### INSTRUCTIONS FOR THE TASK:
Write out the whole listing again, exactly.

====================

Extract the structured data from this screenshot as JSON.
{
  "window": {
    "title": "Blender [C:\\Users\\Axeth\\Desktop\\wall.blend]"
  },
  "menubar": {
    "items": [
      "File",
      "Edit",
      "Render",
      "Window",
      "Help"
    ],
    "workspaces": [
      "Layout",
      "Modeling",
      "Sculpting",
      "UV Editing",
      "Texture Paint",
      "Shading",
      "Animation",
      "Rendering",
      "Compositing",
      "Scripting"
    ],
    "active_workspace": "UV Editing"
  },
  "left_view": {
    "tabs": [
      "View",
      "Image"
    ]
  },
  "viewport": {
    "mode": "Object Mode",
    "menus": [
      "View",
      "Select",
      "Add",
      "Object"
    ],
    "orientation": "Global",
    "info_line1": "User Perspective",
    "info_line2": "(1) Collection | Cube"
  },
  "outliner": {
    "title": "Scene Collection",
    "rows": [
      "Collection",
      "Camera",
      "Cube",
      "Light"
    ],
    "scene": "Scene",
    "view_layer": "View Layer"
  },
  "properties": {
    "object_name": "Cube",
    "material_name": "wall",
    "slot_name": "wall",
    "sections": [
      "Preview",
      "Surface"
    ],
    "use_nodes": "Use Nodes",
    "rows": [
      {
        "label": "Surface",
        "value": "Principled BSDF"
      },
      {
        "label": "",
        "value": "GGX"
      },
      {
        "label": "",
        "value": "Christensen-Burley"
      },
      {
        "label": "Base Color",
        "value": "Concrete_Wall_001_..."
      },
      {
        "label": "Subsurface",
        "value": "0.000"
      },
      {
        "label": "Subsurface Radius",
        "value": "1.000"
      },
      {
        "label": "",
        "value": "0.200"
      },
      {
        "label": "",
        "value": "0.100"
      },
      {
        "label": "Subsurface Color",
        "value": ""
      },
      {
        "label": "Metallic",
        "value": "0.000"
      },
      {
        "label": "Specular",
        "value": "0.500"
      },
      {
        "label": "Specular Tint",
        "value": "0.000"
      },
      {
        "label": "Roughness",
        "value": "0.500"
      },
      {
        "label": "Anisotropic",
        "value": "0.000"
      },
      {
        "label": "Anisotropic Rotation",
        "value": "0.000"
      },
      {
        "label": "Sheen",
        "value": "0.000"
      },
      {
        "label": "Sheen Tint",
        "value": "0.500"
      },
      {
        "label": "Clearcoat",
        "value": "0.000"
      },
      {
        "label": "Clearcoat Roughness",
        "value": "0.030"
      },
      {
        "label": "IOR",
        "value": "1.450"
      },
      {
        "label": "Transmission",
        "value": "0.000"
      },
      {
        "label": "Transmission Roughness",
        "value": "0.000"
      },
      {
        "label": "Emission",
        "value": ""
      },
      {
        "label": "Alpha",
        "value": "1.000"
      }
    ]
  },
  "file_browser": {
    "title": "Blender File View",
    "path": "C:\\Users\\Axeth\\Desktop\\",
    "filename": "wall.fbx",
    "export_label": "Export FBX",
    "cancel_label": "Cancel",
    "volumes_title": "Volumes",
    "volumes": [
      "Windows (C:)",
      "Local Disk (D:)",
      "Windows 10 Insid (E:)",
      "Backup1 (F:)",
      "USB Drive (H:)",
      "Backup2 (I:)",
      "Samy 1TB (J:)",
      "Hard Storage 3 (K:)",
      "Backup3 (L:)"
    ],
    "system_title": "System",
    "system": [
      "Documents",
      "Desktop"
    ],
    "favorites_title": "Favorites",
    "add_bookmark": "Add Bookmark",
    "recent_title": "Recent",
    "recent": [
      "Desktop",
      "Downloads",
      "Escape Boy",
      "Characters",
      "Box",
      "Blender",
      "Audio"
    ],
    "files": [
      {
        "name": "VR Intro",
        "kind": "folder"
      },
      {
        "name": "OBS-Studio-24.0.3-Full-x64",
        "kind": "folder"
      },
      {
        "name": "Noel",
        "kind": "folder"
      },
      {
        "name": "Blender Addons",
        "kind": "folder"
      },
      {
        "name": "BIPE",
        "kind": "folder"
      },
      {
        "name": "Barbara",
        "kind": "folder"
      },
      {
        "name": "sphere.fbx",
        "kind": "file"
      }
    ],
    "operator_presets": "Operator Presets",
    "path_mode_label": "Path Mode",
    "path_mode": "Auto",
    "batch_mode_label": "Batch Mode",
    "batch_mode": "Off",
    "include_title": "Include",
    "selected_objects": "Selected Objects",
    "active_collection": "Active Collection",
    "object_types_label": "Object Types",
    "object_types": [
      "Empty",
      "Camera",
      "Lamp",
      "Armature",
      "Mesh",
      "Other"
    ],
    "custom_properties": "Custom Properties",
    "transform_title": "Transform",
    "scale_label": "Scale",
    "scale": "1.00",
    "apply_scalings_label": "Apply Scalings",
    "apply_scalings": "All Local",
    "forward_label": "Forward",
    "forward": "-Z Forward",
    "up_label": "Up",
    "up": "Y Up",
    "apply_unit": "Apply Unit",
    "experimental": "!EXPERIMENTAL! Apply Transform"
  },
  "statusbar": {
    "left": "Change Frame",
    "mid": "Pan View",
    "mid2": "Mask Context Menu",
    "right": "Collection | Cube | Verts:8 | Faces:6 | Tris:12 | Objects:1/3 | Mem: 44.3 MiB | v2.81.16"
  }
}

====================

### ANSWER IN FULL:
Extract the structured data from this screenshot as JSON.
{
  "window": {
    "title": "Blender [C:\\Users\\Axeth\\Desktop\\wall.blend]"
  },
  "menubar": {
    "items": [
      "File",
      "Edit",
      "Render",
      "Window",
      "Help"
    ],
    "workspaces": [
      "Layout",
      "Modeling",
      "Sculpting",
      "UV Editing",
      "Texture Paint",
      "Shading",
      "Animation",
      "Rendering",
      "Compositing",
      "Scripting"
    ],
    "active_workspace": "UV Editing"
  },
  "left_view": {
    "tabs": [
      "View",
      "Image"
    ]
  },
  "viewport": {
    "mode": "Object Mode",
    "menus": [
      "View",
      "Select",
      "Add",
      "Object"
    ],
    "orientation": "Global",
    "info_line1": "User Perspective",
    "info_line2": "(1) Collection | Cube"
  },
  "outliner": {
    "title": "Scene Collection",
    "rows": [
      "Collection",
      "Camera",
      "Cube",
      "Light"
    ],
    "scene": "Scene",
    "view_layer": "View Layer"
  },
  "properties": {
    "object_name": "Cube",
    "material_name": "wall",
    "slot_name": "wall",
    "sections": [
      "Preview",
      "Surface"
    ],
    "use_nodes": "Use Nodes",
    "rows": [
      {
        "label": "Surface",
        "value": "Principled BSDF"
      },
      {
        "label": "",
        "value": "GGX"
      },
      {
        "label": "",
        "value": "Christensen-Burley"
      },
      {
        "label": "Base Color",
        "value": "Concrete_Wall_001_..."
      },
      {
        "label": "Subsurface",
        "value": "0.000"
      },
      {
        "label": "Subsurface Radius",
        "value": "1.000"
      },
      {
        "label": "",
        "value": "0.200"
      },
      {
        "label": "",
        "value": "0.100"
      },
      {
        "label": "Subsurface Color",
        "value": ""
      },
      {
        "label": "Metallic",
        "value": "0.000"
      },
      {
        "label": "Specular",
        "value": "0.500"
      },
      {
        "label": "Specular Tint",
        "value": "0.000"
      },
      {
        "label": "Roughness",
        "value": "0.500"
      },
      {
        "label": "Anisotropic",
        "value": "0.000"
      },
      {
        "label": "Anisotropic Rotation",
        "value": "0.000"
      },
      {
        "label": "Sheen",
        "value": "0.000"
      },
      {
        "label": "Sheen Tint",
        "value": "0.500"
      },
      {
        "label": "Clearcoat",
        "value": "0.000"
      },
      {
        "label": "Clearcoat Roughness",
        "value": "0.030"
      },
      {
        "label": "IOR",
        "value": "1.450"
      },
      {
        "label": "Transmission",
        "value": "0.000"
      },
      {
        "label": "Transmission Roughness",
        "value": "0.000"
      },
      {
        "label": "Emission",
        "value": ""
      },
      {
        "label": "Alpha",
        "value": "1.000"
      }
    ]
  },
  "file_browser": {
    "title": "Blender File View",
    "path": "C:\\Users\\Axeth\\Desktop\\",
    "filename": "wall.fbx",
    "export_label": "Export FBX",
    "cancel_label": "Cancel",
    "volumes_title": "Volumes",
    "volumes": [
      "Windows (C:)",
      "Local Disk (D:)",
      "Windows 10 Insid (E:)",
      "Backup1 (F:)",
      "USB Drive (H:)",
      "Backup2 (I:)",
      "Samy 1TB (J:)",
      "Hard Storage 3 (K:)",
      "Backup3 (L:)"
    ],
    "system_title": "System",
    "system": [
      "Documents",
      "Desktop"
    ],
    "favorites_title": "Favorites",
    "add_bookmark": "Add Bookmark",
    "recent_title": "Recent",
    "recent": [
      "Desktop",
      "Downloads",
      "Escape Boy",
      "Characters",
      "Box",
      "Blender",
      "Audio"
    ],
    "files": [
      {
        "name": "VR Intro",
        "kind": "folder"
      },
      {
        "name": "OBS-Studio-24.0.3-Full-x64",
        "kind": "folder"
      },
      {
        "name": "Noel",
        "kind": "folder"
      },
      {
        "name": "Blender Addons",
        "kind": "folder"
      },
      {
        "name": "BIPE",
        "kind": "folder"
      },
      {
        "name": "Barbara",
        "kind": "folder"
      },
      {
        "name": "sphere.fbx",
        "kind": "file"
      }
    ],
    "operator_presets": "Operator Presets",
    "path_mode_label": "Path Mode",
    "path_mode": "Auto",
    "batch_mode_label": "Batch Mode",
    "batch_mode": "Off",
    "include_title": "Include",
    "selected_objects": "Selected Objects",
    "active_collection": "Active Collection",
    "object_types_label": "Object Types",
    "object_types": [
      "Empty",
      "Camera",
      "Lamp",
      "Armature",
      "Mesh",
      "Other"
    ],
    "custom_properties": "Custom Properties",
    "transform_title": "Transform",
    "scale_label": "Scale",
    "scale": "1.00",
    "apply_scalings_label": "Apply Scalings",
    "apply_scalings": "All Local",
    "forward_label": "Forward",
    "forward": "-Z Forward",
    "up_label": "Up",
    "up": "Y Up",
    "apply_unit": "Apply Unit",
    "experimental": "!EXPERIMENTAL! Apply Transform"
  },
  "statusbar": {
    "left": "Change Frame",
    "mid": "Pan View",
    "mid2": "Mask Context Menu",
    "right": "Collection | Cube | Verts:8 | Faces:6 | Tris:12 | Objects:1/3 | Mem: 44.3 MiB | v2.81.16"
  }
}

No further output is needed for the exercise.